- [MATERIAL SUPPLIED]
-- begin --

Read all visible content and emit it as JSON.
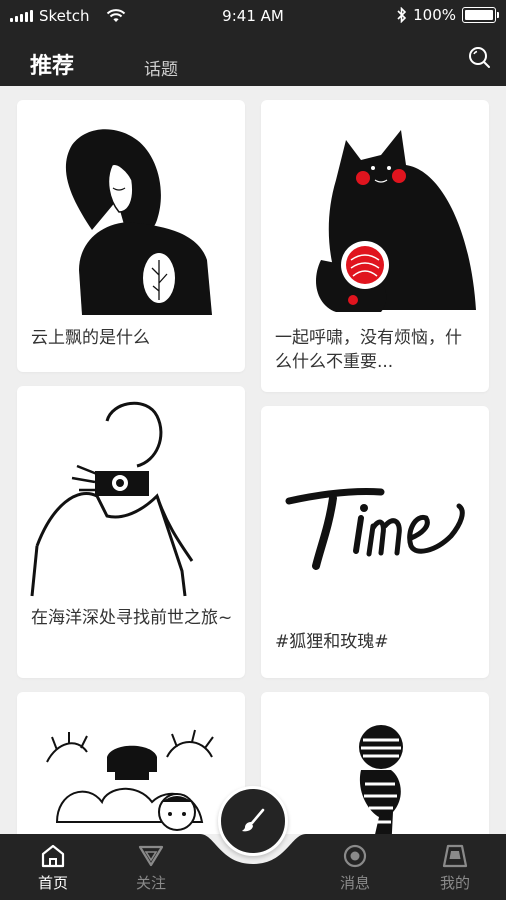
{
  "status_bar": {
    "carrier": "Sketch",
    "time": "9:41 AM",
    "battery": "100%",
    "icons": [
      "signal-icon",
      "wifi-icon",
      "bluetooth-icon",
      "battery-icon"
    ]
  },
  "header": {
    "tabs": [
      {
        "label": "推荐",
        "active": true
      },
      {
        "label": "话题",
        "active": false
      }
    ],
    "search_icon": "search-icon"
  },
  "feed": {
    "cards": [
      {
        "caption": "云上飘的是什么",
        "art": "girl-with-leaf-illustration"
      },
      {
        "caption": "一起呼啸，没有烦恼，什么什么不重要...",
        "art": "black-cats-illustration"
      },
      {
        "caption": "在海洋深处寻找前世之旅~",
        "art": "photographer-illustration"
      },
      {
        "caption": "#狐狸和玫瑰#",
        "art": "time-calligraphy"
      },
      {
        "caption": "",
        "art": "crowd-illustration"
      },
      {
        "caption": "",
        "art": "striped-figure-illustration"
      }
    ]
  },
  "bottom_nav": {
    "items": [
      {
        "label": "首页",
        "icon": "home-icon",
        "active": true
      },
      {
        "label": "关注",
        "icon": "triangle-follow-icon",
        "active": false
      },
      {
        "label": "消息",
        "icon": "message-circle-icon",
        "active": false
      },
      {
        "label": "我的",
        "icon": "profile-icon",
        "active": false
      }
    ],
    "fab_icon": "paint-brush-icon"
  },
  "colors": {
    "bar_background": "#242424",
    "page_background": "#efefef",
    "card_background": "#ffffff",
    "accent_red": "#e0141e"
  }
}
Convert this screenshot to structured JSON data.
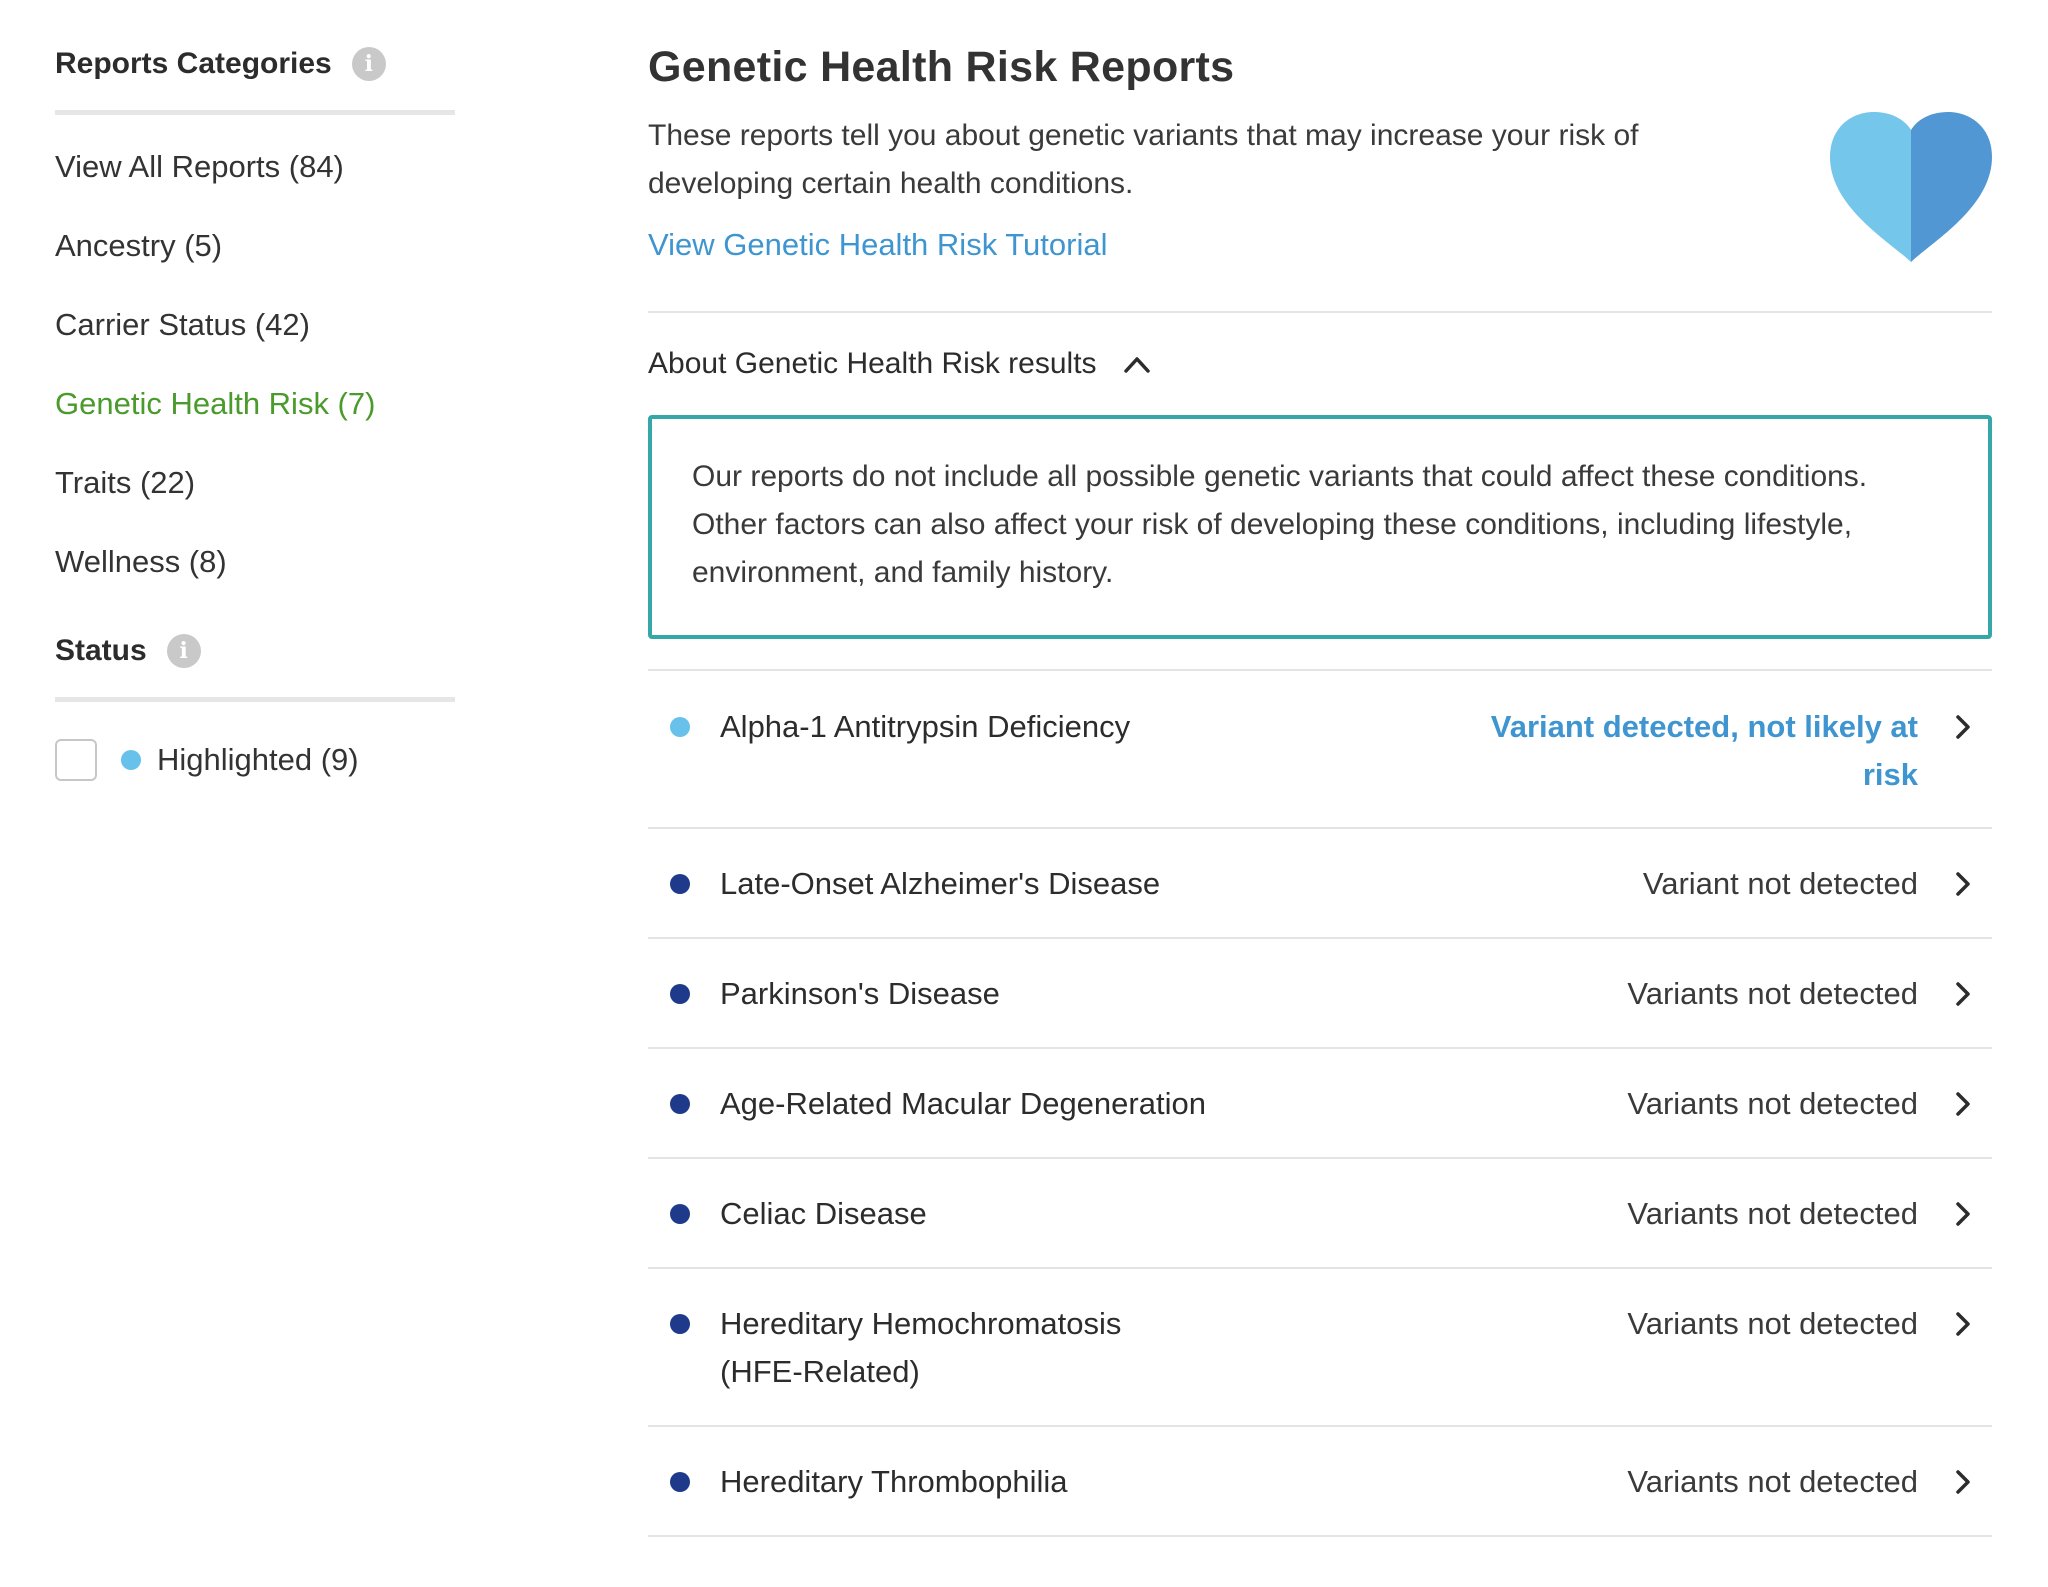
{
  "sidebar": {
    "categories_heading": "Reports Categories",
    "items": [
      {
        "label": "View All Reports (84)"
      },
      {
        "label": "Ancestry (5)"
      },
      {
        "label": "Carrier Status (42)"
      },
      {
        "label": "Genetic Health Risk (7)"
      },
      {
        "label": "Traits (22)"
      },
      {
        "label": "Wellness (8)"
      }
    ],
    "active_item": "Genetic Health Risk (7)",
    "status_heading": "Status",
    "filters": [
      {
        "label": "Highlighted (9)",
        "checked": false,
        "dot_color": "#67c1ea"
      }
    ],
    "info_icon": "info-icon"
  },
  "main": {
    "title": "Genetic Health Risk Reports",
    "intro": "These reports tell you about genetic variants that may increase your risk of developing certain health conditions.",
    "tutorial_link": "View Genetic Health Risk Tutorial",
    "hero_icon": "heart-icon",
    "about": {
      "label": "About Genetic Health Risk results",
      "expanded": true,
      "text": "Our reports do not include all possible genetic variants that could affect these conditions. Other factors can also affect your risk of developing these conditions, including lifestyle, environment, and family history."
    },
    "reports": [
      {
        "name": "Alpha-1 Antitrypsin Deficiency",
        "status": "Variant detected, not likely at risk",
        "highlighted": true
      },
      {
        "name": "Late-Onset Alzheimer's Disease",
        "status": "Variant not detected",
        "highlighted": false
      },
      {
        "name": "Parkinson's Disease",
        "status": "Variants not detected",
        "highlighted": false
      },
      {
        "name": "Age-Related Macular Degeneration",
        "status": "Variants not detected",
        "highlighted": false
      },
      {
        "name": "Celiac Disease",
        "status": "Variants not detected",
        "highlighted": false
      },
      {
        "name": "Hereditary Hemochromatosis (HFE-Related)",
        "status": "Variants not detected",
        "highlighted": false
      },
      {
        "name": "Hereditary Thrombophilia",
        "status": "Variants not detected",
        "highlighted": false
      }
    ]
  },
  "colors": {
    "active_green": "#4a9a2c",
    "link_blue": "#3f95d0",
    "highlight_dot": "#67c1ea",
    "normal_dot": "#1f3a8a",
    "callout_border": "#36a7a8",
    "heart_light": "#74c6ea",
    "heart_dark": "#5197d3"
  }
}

-- end --

Repeat the listing above exactly, with no pictures.

- [EXERCISE OUTPUT]
Read all visible content and emit it as JSON.
{
  "status_bar": {
    "carrier": "Sketch",
    "time": "9:41 AM",
    "battery": "100%",
    "icons": [
      "signal-icon",
      "wifi-icon",
      "bluetooth-icon",
      "battery-icon"
    ]
  },
  "header": {
    "tabs": [
      {
        "label": "推荐",
        "active": true
      },
      {
        "label": "话题",
        "active": false
      }
    ],
    "search_icon": "search-icon"
  },
  "feed": {
    "cards": [
      {
        "caption": "云上飘的是什么",
        "art": "girl-with-leaf-illustration"
      },
      {
        "caption": "一起呼啸，没有烦恼，什么什么不重要...",
        "art": "black-cats-illustration"
      },
      {
        "caption": "在海洋深处寻找前世之旅~",
        "art": "photographer-illustration"
      },
      {
        "caption": "#狐狸和玫瑰#",
        "art": "time-calligraphy"
      },
      {
        "caption": "",
        "art": "crowd-illustration"
      },
      {
        "caption": "",
        "art": "striped-figure-illustration"
      }
    ]
  },
  "bottom_nav": {
    "items": [
      {
        "label": "首页",
        "icon": "home-icon",
        "active": true
      },
      {
        "label": "关注",
        "icon": "triangle-follow-icon",
        "active": false
      },
      {
        "label": "消息",
        "icon": "message-circle-icon",
        "active": false
      },
      {
        "label": "我的",
        "icon": "profile-icon",
        "active": false
      }
    ],
    "fab_icon": "paint-brush-icon"
  },
  "colors": {
    "bar_background": "#242424",
    "page_background": "#efefef",
    "card_background": "#ffffff",
    "accent_red": "#e0141e"
  }
}
Convert this screenshot to structured JSON data.
{
  "sidebar": {
    "categories_heading": "Reports Categories",
    "items": [
      {
        "label": "View All Reports (84)"
      },
      {
        "label": "Ancestry (5)"
      },
      {
        "label": "Carrier Status (42)"
      },
      {
        "label": "Genetic Health Risk (7)"
      },
      {
        "label": "Traits (22)"
      },
      {
        "label": "Wellness (8)"
      }
    ],
    "active_item": "Genetic Health Risk (7)",
    "status_heading": "Status",
    "filters": [
      {
        "label": "Highlighted (9)",
        "checked": false,
        "dot_color": "#67c1ea"
      }
    ],
    "info_icon": "info-icon"
  },
  "main": {
    "title": "Genetic Health Risk Reports",
    "intro": "These reports tell you about genetic variants that may increase your risk of developing certain health conditions.",
    "tutorial_link": "View Genetic Health Risk Tutorial",
    "hero_icon": "heart-icon",
    "about": {
      "label": "About Genetic Health Risk results",
      "expanded": true,
      "text": "Our reports do not include all possible genetic variants that could affect these conditions. Other factors can also affect your risk of developing these conditions, including lifestyle, environment, and family history."
    },
    "reports": [
      {
        "name": "Alpha-1 Antitrypsin Deficiency",
        "status": "Variant detected, not likely at risk",
        "highlighted": true
      },
      {
        "name": "Late-Onset Alzheimer's Disease",
        "status": "Variant not detected",
        "highlighted": false
      },
      {
        "name": "Parkinson's Disease",
        "status": "Variants not detected",
        "highlighted": false
      },
      {
        "name": "Age-Related Macular Degeneration",
        "status": "Variants not detected",
        "highlighted": false
      },
      {
        "name": "Celiac Disease",
        "status": "Variants not detected",
        "highlighted": false
      },
      {
        "name": "Hereditary Hemochromatosis (HFE-Related)",
        "status": "Variants not detected",
        "highlighted": false
      },
      {
        "name": "Hereditary Thrombophilia",
        "status": "Variants not detected",
        "highlighted": false
      }
    ]
  },
  "colors": {
    "active_green": "#4a9a2c",
    "link_blue": "#3f95d0",
    "highlight_dot": "#67c1ea",
    "normal_dot": "#1f3a8a",
    "callout_border": "#36a7a8",
    "heart_light": "#74c6ea",
    "heart_dark": "#5197d3"
  }
}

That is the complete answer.